THE TASK:
Answer these questions using the article on Apple's mobility data tool:
1. How many countries and regions does the tool cover?
2. What is the tool's information generated from?
3. How many days back does the anonymous record of nearby phones go?

QUOTED PASSAGE:
◆ ◆ ◆ ◆ ◆

Networking News

Apple Mobility Data Tool to Track User Movement, COVID-19 Spread

The mobility data tool will gather data from 63 countries and regions using Apple Maps to uncover the change in volume of individual mobility during COVID-19.

COVID-19, Mobility Data Tool

Source: Thinkstock

By Samantha McGrail

- Apple recently released a mobility data trends tool from Apple Maps to track and mitigate the spread of the COVID-19 pandemic. 

The app may be useful to governments and health authorities as a foundation for new public policies by showing the change of volume of people driving, walking, or taking public transit during coronavirus. Understanding where people have been and where hotspots arise may help public health officials understand the spread of the novel coronavirus and understand how to mediation the issue.

Apple does not keep a history of where a user has been and does not associate mobility data with a user’s Apple ID, the announcement emphasized. 

The tool indicates mobility trends from major cities and 63 countries and regions using aggregated data from Apple Maps. The information is generated by number of requests made to Apple Maps for directions. The data sets are then compared to reflect a change in volume of people driving, walking, or taking public transit. 

Data availability in a city, country, or region is affected by many factors, such as minimum thresholds for directions requests made per day.

“Apple has built privacy into the core of Maps from the beginning,” the company stressed.

“Data collected by Maps, like search terms, navigating routing, and traffic information, is associated with random, rotating identifiers that continually reset, so we don’t have a profile of your movements and searches. This enables Maps to provide a great experience, while protecting user privacy.” 

Apple says it is dedicated to supporting the worldwide response to COVID-19. To accelerate contact tracing, Apple recently launched a joint effort with Google to enable the use of Bluetooth technology to help governments and health agencies reduce the spread of the virus, with user privacy and security central to the design.

Next month, both companies will release APIs that enhance interoperability between Android and iOS devices by leveraging apps from public health authorities to assist with COVID-19 contact tracing. 

The smartphone apps will implement Bluetooth to track COVID-19 and provide experts with information about what people have been near each other without the need for personal information.

Bluetooth can track who’s nearby by using radio waves to uncover other devices that are around. It would release an opaque string of characters called an identifier beacon and other smartphones nearby would make a time-stamped log of that identifier, according to a recent NBC article.

If a user chooses to download the app, there would be an anonymous record going back 14 days of which other phones have been nearby and when.

◆ ◆ ◆ ◆ ◆

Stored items
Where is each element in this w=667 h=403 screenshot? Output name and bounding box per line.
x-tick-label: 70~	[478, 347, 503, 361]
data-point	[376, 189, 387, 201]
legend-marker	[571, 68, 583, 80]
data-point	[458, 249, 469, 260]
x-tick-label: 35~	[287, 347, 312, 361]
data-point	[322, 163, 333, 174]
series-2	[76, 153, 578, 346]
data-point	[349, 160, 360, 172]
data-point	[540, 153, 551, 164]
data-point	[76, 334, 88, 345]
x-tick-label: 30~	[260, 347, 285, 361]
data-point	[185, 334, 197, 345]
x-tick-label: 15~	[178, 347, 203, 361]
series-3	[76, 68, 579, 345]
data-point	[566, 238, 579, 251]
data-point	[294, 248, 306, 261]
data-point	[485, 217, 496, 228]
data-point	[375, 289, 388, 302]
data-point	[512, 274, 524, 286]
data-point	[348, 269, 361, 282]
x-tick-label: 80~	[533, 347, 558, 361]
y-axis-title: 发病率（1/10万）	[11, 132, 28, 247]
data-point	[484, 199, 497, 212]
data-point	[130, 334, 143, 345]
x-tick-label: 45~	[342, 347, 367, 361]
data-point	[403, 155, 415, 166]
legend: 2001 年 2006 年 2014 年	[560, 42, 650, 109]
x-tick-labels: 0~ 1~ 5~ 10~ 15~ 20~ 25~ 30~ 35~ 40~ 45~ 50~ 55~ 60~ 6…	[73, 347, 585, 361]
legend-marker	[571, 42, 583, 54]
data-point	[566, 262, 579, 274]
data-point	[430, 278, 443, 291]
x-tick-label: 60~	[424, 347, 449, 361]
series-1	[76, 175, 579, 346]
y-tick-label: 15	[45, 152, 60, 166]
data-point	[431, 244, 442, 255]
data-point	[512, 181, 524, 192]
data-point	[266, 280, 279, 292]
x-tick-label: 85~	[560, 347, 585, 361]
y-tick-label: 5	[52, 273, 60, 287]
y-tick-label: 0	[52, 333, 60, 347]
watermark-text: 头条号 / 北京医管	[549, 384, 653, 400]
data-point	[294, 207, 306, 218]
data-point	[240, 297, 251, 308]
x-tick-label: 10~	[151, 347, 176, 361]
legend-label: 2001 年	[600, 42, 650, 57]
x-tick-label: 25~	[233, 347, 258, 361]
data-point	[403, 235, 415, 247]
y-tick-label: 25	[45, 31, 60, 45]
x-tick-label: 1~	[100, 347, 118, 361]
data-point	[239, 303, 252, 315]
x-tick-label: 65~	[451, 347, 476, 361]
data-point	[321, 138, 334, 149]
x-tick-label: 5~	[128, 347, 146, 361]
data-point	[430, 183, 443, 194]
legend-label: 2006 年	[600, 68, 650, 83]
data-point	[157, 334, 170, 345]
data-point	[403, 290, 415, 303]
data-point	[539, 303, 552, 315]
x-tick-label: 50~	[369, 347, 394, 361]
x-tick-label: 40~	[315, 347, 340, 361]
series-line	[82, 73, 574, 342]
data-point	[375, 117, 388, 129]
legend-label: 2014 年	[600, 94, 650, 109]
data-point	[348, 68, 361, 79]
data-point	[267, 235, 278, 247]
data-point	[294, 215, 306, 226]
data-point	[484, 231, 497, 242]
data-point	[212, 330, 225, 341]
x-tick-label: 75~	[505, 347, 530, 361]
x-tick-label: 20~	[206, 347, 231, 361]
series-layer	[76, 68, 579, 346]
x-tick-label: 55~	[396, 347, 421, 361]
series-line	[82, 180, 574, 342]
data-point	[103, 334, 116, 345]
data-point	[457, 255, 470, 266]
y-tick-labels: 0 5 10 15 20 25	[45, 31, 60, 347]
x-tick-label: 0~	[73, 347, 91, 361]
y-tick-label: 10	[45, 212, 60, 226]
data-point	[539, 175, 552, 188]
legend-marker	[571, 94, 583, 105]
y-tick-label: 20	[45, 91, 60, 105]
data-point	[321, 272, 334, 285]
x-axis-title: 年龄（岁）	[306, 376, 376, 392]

◆ ◆ ◆ ◆ ◆

YOUR RESPONSE:
1. 63
2. The number of requests made to Apple Maps for directions
3. 14 days